#### Exercise brief
Exactly as written, retype the listing below, omitting the pictures.

━━ Given data ━━

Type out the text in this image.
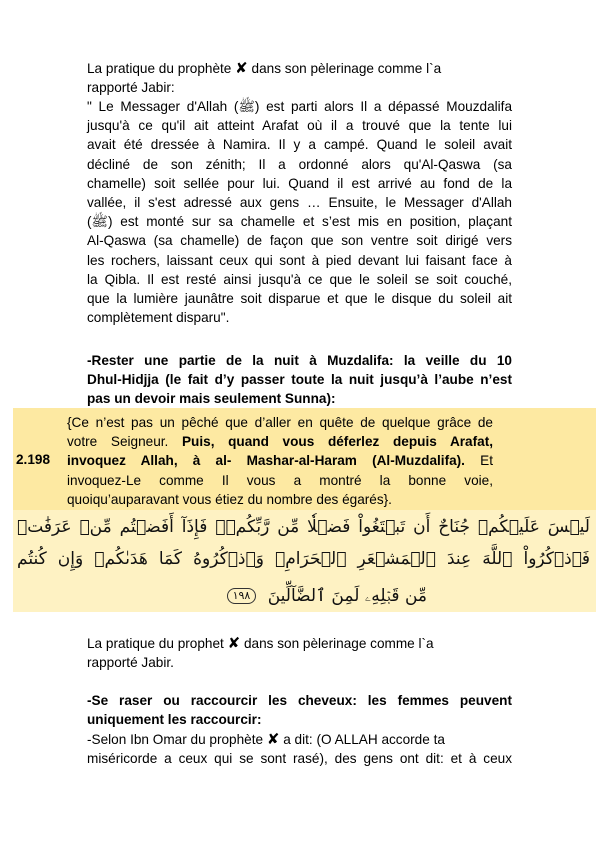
La pratique du prophète ✘ dans son pèlerinage comme l`a
rapporté Jabir:
" Le Messager d'Allah (ﷺ) est parti alors Il a dépassé Mouzdalifa
jusqu'à ce qu'il ait atteint Arafat où il a trouvé que la tente lui
avait été dressée à Namira. Il y a campé. Quand le soleil avait
décliné de son zénith; Il a ordonné alors qu'Al-Qaswa (sa
chamelle) soit sellée pour lui. Quand il est arrivé au fond de la
vallée, il s'est adressé aux gens … Ensuite, le Messager d'Allah
(ﷺ) est monté sur sa chamelle et s’est mis en position, plaçant
Al-Qaswa (sa chamelle) de façon que son ventre soit dirigé vers
les rochers, laissant ceux qui sont à pied devant lui faisant face à
la Qibla. Il est resté ainsi jusqu'à ce que le soleil se soit couché,
que la lumière jaunâtre soit disparue et que le disque du soleil ait
complètement disparu".
-Rester une partie de la nuit à Muzdalifa: la veille du 10
Dhul-Hidjja (le fait d’y passer toute la nuit jusqu’à l’aube n’est
pas un devoir mais seulement Sunna):
2.198
{Ce n’est pas un pêché que d’aller en quête de quelque grâce de
votre Seigneur. Puis, quand vous déferlez depuis Arafat,
invoquez Allah, à al- Mashar-al-Haram (Al-Muzdalifa). Et
invoquez-Le comme Il vous a montré la bonne voie,
quoiqu’auparavant vous étiez du nombre des égarés}.
لَيۡسَ عَلَيۡكُمۡ جُنَاحٌ أَن تَبۡتَغُواْ فَضۡلٗا مِّن رَّبِّكُمۡۚ فَإِذَآ أَفَضۡتُم مِّنۡ عَرَفَٰتٖ
فَٱذۡكُرُواْ ٱللَّهَ عِندَ ٱلۡمَشۡعَرِ ٱلۡحَرَامِۖ وَٱذۡكُرُوهُ كَمَا هَدَىٰكُمۡ وَإِن كُنتُم
مِّن قَبۡلِهِۦ لَمِنَ ٱلضَّآلِّينَ ١٩٨
La pratique du prophet ✘ dans son pèlerinage comme l`a
rapporté Jabir.
-Se raser ou raccourcir les cheveux: les femmes peuvent
uniquement les raccourcir:
-Selon Ibn Omar du prophète ✘ a dit: (O ALLAH accorde ta
miséricorde a ceux qui se sont rasé), des gens ont dit: et à ceux
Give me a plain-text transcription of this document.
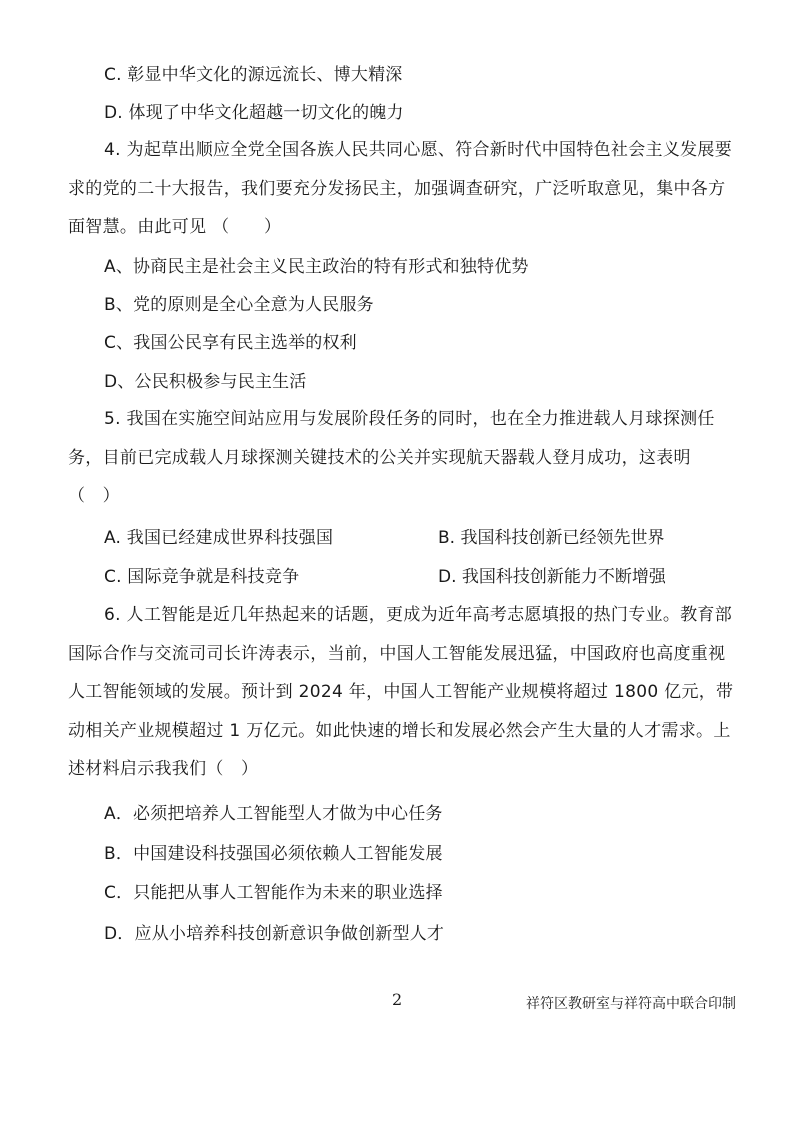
C. 彰显中华文化的源远流长、博大精深
D. 体现了中华文化超越一切文化的魄力
4. 为起草出顺应全党全国各族人民共同心愿、符合新时代中国特色社会主义发展要求的党的二十大报告，我们要充分发扬民主，加强调查研究，广泛听取意见，集中各方面智慧。由此可见 （　　）
A、协商民主是社会主义民主政治的特有形式和独特优势
B、党的原则是全心全意为人民服务
C、我国公民享有民主选举的权利
D、公民积极参与民主生活
5. 我国在实施空间站应用与发展阶段任务的同时，也在全力推进载人月球探测任务，目前已完成载人月球探测关键技术的公关并实现航天器载人登月成功，这表明 （　）
A. 我国已经建成世界科技强国	B. 我国科技创新已经领先世界
C. 国际竞争就是科技竞争	D. 我国科技创新能力不断增强
6. 人工智能是近几年热起来的话题，更成为近年高考志愿填报的热门专业。教育部国际合作与交流司司长许涛表示，当前，中国人工智能发展迅猛，中国政府也高度重视人工智能领域的发展。预计到 2024 年，中国人工智能产业规模将超过 1800 亿元，带动相关产业规模超过 1 万亿元。如此快速的增长和发展必然会产生大量的人才需求。上述材料启示我我们（　）
A．必须把培养人工智能型人才做为中心任务
B．中国建设科技强国必须依赖人工智能发展
C．只能把从事人工智能作为未来的职业选择
D．应从小培养科技创新意识争做创新型人才
2	祥符区教研室与祥符高中联合印制
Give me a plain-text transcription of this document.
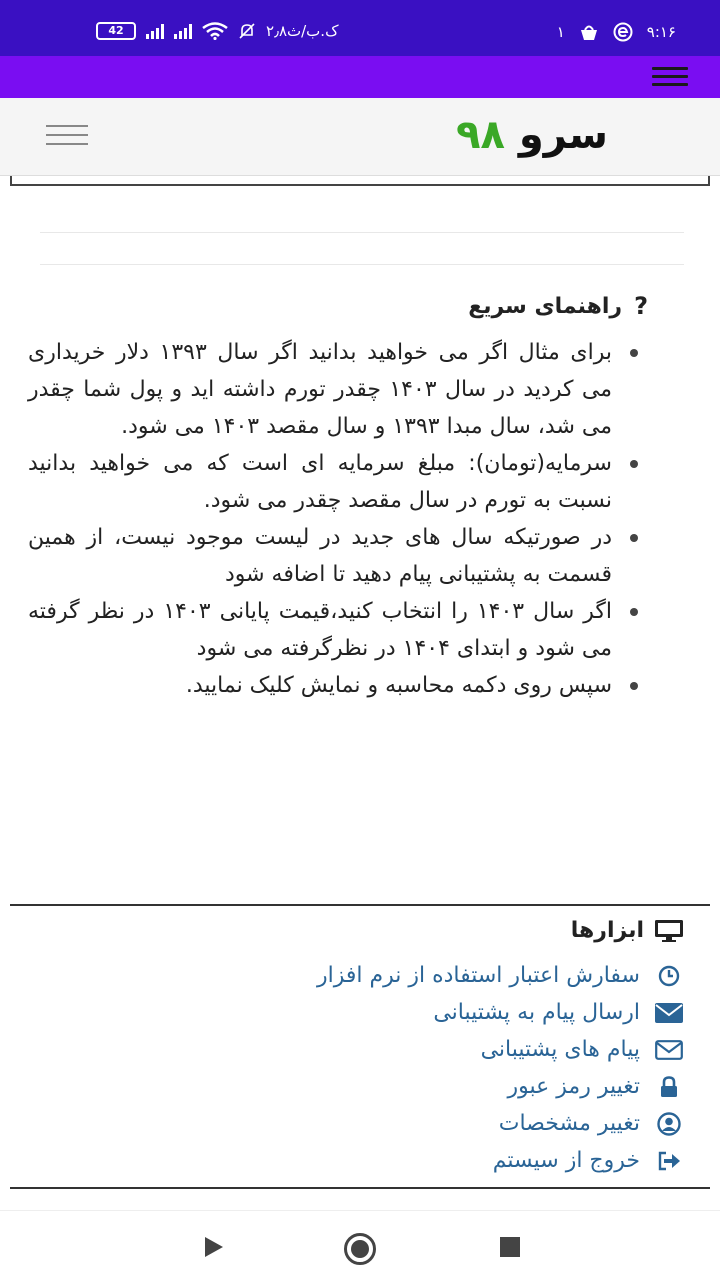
42	۲٫۸ک.ب/ث	۱	۹:۱۶
سرو ۹۸
?
راهنمای سریع
برای مثال اگر می خواهید بدانید اگر سال ۱۳۹۳ دلار خریداری می کردید در سال ۱۴۰۳ چقدر تورم داشته اید و پول شما چقدر می شد، سال مبدا ۱۳۹۳ و سال مقصد ۱۴۰۳ می شود.
سرمایه(تومان): مبلغ سرمایه ای است که می خواهید بدانید نسبت به تورم در سال مقصد چقدر می شود.
در صورتیکه سال های جدید در لیست موجود نیست، از همین قسمت به پشتیبانی پیام دهید تا اضافه شود
اگر سال ۱۴۰۳ را انتخاب کنید،قیمت پایانی ۱۴۰۳ در نظر گرفته می شود و ابتدای ۱۴۰۴ در نظرگرفته می شود
سپس روی دکمه محاسبه و نمایش کلیک نمایید.
ابزارها
سفارش اعتبار استفاده از نرم افزار
ارسال پیام به پشتیبانی
پیام های پشتیبانی
تغییر رمز عبور
تغییر مشخصات
خروج از سیستم
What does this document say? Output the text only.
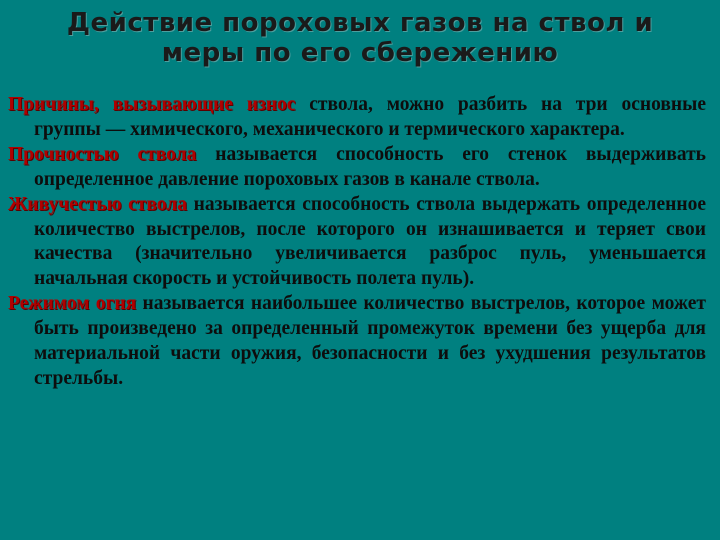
Действие пороховых газов на ствол и
меры по его сбережению

Причины, вызывающие износ ствола, можно разбить на три основные группы — химического, механического и термического характера.

Прочностью ствола называется способность его стенок выдерживать определенное давление пороховых газов в канале ствола.

Живучестью ствола называется способность ствола выдержать определенное количество выстрелов, после которого он изнашивается и теряет свои качества (значительно увеличивается разброс пуль, уменьшается начальная скорость и устойчивость полета пуль).

Режимом огня называется наибольшее количество выстрелов, которое может быть произведено за определенный промежуток времени без ущерба для материальной части оружия, безопасности и без ухудшения результатов стрельбы.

━━━

#### Answer below
Type out the text in this image.
La pratique du prophète ✘ dans son pèlerinage comme l`a
rapporté Jabir:
" Le Messager d'Allah (ﷺ) est parti alors Il a dépassé Mouzdalifa
jusqu'à ce qu'il ait atteint Arafat où il a trouvé que la tente lui
avait été dressée à Namira. Il y a campé. Quand le soleil avait
décliné de son zénith; Il a ordonné alors qu'Al-Qaswa (sa
chamelle) soit sellée pour lui. Quand il est arrivé au fond de la
vallée, il s'est adressé aux gens … Ensuite, le Messager d'Allah
(ﷺ) est monté sur sa chamelle et s’est mis en position, plaçant
Al-Qaswa (sa chamelle) de façon que son ventre soit dirigé vers
les rochers, laissant ceux qui sont à pied devant lui faisant face à
la Qibla. Il est resté ainsi jusqu'à ce que le soleil se soit couché,
que la lumière jaunâtre soit disparue et que le disque du soleil ait
complètement disparu".
-Rester une partie de la nuit à Muzdalifa: la veille du 10
Dhul-Hidjja (le fait d’y passer toute la nuit jusqu’à l’aube n’est
pas un devoir mais seulement Sunna):
2.198
{Ce n’est pas un pêché que d’aller en quête de quelque grâce de
votre Seigneur. Puis, quand vous déferlez depuis Arafat,
invoquez Allah, à al- Mashar-al-Haram (Al-Muzdalifa). Et
invoquez-Le comme Il vous a montré la bonne voie,
quoiqu’auparavant vous étiez du nombre des égarés}.
لَيۡسَ عَلَيۡكُمۡ جُنَاحٌ أَن تَبۡتَغُواْ فَضۡلٗا مِّن رَّبِّكُمۡۚ فَإِذَآ أَفَضۡتُم مِّنۡ عَرَفَٰتٖ
فَٱذۡكُرُواْ ٱللَّهَ عِندَ ٱلۡمَشۡعَرِ ٱلۡحَرَامِۖ وَٱذۡكُرُوهُ كَمَا هَدَىٰكُمۡ وَإِن كُنتُم
مِّن قَبۡلِهِۦ لَمِنَ ٱلضَّآلِّينَ ١٩٨
La pratique du prophet ✘ dans son pèlerinage comme l`a
rapporté Jabir.
-Se raser ou raccourcir les cheveux: les femmes peuvent
uniquement les raccourcir:
-Selon Ibn Omar du prophète ✘ a dit: (O ALLAH accorde ta
miséricorde a ceux qui se sont rasé), des gens ont dit: et à ceux
Give me a plain-text transcription of this document.
C. 彰显中华文化的源远流长、博大精深
D. 体现了中华文化超越一切文化的魄力
4. 为起草出顺应全党全国各族人民共同心愿、符合新时代中国特色社会主义发展要求的党的二十大报告，我们要充分发扬民主，加强调查研究，广泛听取意见，集中各方面智慧。由此可见 （　　）
A、协商民主是社会主义民主政治的特有形式和独特优势
B、党的原则是全心全意为人民服务
C、我国公民享有民主选举的权利
D、公民积极参与民主生活
5. 我国在实施空间站应用与发展阶段任务的同时，也在全力推进载人月球探测任务，目前已完成载人月球探测关键技术的公关并实现航天器载人登月成功，这表明 （　）
A. 我国已经建成世界科技强国	B. 我国科技创新已经领先世界
C. 国际竞争就是科技竞争	D. 我国科技创新能力不断增强
6. 人工智能是近几年热起来的话题，更成为近年高考志愿填报的热门专业。教育部国际合作与交流司司长许涛表示，当前，中国人工智能发展迅猛，中国政府也高度重视人工智能领域的发展。预计到 2024 年，中国人工智能产业规模将超过 1800 亿元，带动相关产业规模超过 1 万亿元。如此快速的增长和发展必然会产生大量的人才需求。上述材料启示我我们（　）
A．必须把培养人工智能型人才做为中心任务
B．中国建设科技强国必须依赖人工智能发展
C．只能把从事人工智能作为未来的职业选择
D．应从小培养科技创新意识争做创新型人才
2	祥符区教研室与祥符高中联合印制
Give me a plain-text transcription of this document.
42	۲٫۸ک.ب/ث	۱	۹:۱۶
سرو ۹۸
?
راهنمای سریع
برای مثال اگر می خواهید بدانید اگر سال ۱۳۹۳ دلار خریداری می کردید در سال ۱۴۰۳ چقدر تورم داشته اید و پول شما چقدر می شد، سال مبدا ۱۳۹۳ و سال مقصد ۱۴۰۳ می شود.
سرمایه(تومان): مبلغ سرمایه ای است که می خواهید بدانید نسبت به تورم در سال مقصد چقدر می شود.
در صورتیکه سال های جدید در لیست موجود نیست، از همین قسمت به پشتیبانی پیام دهید تا اضافه شود
اگر سال ۱۴۰۳ را انتخاب کنید،قیمت پایانی ۱۴۰۳ در نظر گرفته می شود و ابتدای ۱۴۰۴ در نظرگرفته می شود
سپس روی دکمه محاسبه و نمایش کلیک نمایید.
ابزارها
سفارش اعتبار استفاده از نرم افزار
ارسال پیام به پشتیبانی
پیام های پشتیبانی
تغییر رمز عبور
تغییر مشخصات
خروج از سیستم
What does this document say? Output the text only.
Действие пороховых газов на ствол и
меры по его сбережению

Причины, вызывающие износ ствола, можно разбить на три основные группы — химического, механического и термического характера.

Прочностью ствола называется способность его стенок выдерживать определенное давление пороховых газов в канале ствола.

Живучестью ствола называется способность ствола выдержать определенное количество выстрелов, после которого он изнашивается и теряет свои качества (значительно увеличивается разброс пуль, уменьшается начальная скорость и устойчивость полета пуль).

Режимом огня называется наибольшее количество выстрелов, которое может быть произведено за определенный промежуток времени без ущерба для материальной части оружия, безопасности и без ухудшения результатов стрельбы.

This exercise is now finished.